▶ [What to do]: Read the data and repeat all of it exactly.

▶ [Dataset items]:
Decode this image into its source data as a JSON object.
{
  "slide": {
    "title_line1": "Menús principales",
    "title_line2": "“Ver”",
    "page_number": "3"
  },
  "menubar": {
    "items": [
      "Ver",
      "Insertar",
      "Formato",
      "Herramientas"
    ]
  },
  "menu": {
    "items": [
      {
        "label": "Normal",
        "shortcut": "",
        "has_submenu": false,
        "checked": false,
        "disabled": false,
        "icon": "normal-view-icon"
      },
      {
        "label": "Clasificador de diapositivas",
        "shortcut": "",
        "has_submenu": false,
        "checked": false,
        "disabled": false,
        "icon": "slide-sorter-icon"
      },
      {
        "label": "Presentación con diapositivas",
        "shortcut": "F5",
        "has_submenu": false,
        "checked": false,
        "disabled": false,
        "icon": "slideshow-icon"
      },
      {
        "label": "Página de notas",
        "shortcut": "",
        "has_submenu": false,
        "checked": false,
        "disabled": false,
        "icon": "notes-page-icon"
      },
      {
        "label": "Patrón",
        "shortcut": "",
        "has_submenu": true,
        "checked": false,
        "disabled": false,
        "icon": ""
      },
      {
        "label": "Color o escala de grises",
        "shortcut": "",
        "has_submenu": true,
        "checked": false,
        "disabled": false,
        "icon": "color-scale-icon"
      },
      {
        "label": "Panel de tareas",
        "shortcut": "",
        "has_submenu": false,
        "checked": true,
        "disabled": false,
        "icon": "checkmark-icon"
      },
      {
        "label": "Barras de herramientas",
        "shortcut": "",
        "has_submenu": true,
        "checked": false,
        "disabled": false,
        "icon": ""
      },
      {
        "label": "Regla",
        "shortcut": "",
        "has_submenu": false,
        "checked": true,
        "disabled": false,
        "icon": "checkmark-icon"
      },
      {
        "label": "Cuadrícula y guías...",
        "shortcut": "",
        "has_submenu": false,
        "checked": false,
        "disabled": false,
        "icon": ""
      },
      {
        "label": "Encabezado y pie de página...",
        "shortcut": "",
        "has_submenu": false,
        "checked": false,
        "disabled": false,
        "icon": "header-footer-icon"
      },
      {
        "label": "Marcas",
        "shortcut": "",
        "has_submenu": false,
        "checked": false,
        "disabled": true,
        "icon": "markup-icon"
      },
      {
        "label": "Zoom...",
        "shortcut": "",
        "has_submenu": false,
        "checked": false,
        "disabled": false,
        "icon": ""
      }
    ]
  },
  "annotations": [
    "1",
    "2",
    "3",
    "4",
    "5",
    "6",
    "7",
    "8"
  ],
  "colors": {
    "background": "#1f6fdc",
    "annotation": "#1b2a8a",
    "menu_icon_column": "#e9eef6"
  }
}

▶ [Response to the exercise]:
Decode this image into its source data as a JSON object.
{
  "slide": {
    "title_line1": "Menús principales",
    "title_line2": "“Ver”",
    "page_number": "3"
  },
  "menubar": {
    "items": [
      "Ver",
      "Insertar",
      "Formato",
      "Herramientas"
    ]
  },
  "menu": {
    "items": [
      {
        "label": "Normal",
        "shortcut": "",
        "has_submenu": false,
        "checked": false,
        "disabled": false,
        "icon": "normal-view-icon"
      },
      {
        "label": "Clasificador de diapositivas",
        "shortcut": "",
        "has_submenu": false,
        "checked": false,
        "disabled": false,
        "icon": "slide-sorter-icon"
      },
      {
        "label": "Presentación con diapositivas",
        "shortcut": "F5",
        "has_submenu": false,
        "checked": false,
        "disabled": false,
        "icon": "slideshow-icon"
      },
      {
        "label": "Página de notas",
        "shortcut": "",
        "has_submenu": false,
        "checked": false,
        "disabled": false,
        "icon": "notes-page-icon"
      },
      {
        "label": "Patrón",
        "shortcut": "",
        "has_submenu": true,
        "checked": false,
        "disabled": false,
        "icon": ""
      },
      {
        "label": "Color o escala de grises",
        "shortcut": "",
        "has_submenu": true,
        "checked": false,
        "disabled": false,
        "icon": "color-scale-icon"
      },
      {
        "label": "Panel de tareas",
        "shortcut": "",
        "has_submenu": false,
        "checked": true,
        "disabled": false,
        "icon": "checkmark-icon"
      },
      {
        "label": "Barras de herramientas",
        "shortcut": "",
        "has_submenu": true,
        "checked": false,
        "disabled": false,
        "icon": ""
      },
      {
        "label": "Regla",
        "shortcut": "",
        "has_submenu": false,
        "checked": true,
        "disabled": false,
        "icon": "checkmark-icon"
      },
      {
        "label": "Cuadrícula y guías...",
        "shortcut": "",
        "has_submenu": false,
        "checked": false,
        "disabled": false,
        "icon": ""
      },
      {
        "label": "Encabezado y pie de página...",
        "shortcut": "",
        "has_submenu": false,
        "checked": false,
        "disabled": false,
        "icon": "header-footer-icon"
      },
      {
        "label": "Marcas",
        "shortcut": "",
        "has_submenu": false,
        "checked": false,
        "disabled": true,
        "icon": "markup-icon"
      },
      {
        "label": "Zoom...",
        "shortcut": "",
        "has_submenu": false,
        "checked": false,
        "disabled": false,
        "icon": ""
      }
    ]
  },
  "annotations": [
    "1",
    "2",
    "3",
    "4",
    "5",
    "6",
    "7",
    "8"
  ],
  "colors": {
    "background": "#1f6fdc",
    "annotation": "#1b2a8a",
    "menu_icon_column": "#e9eef6"
  }
}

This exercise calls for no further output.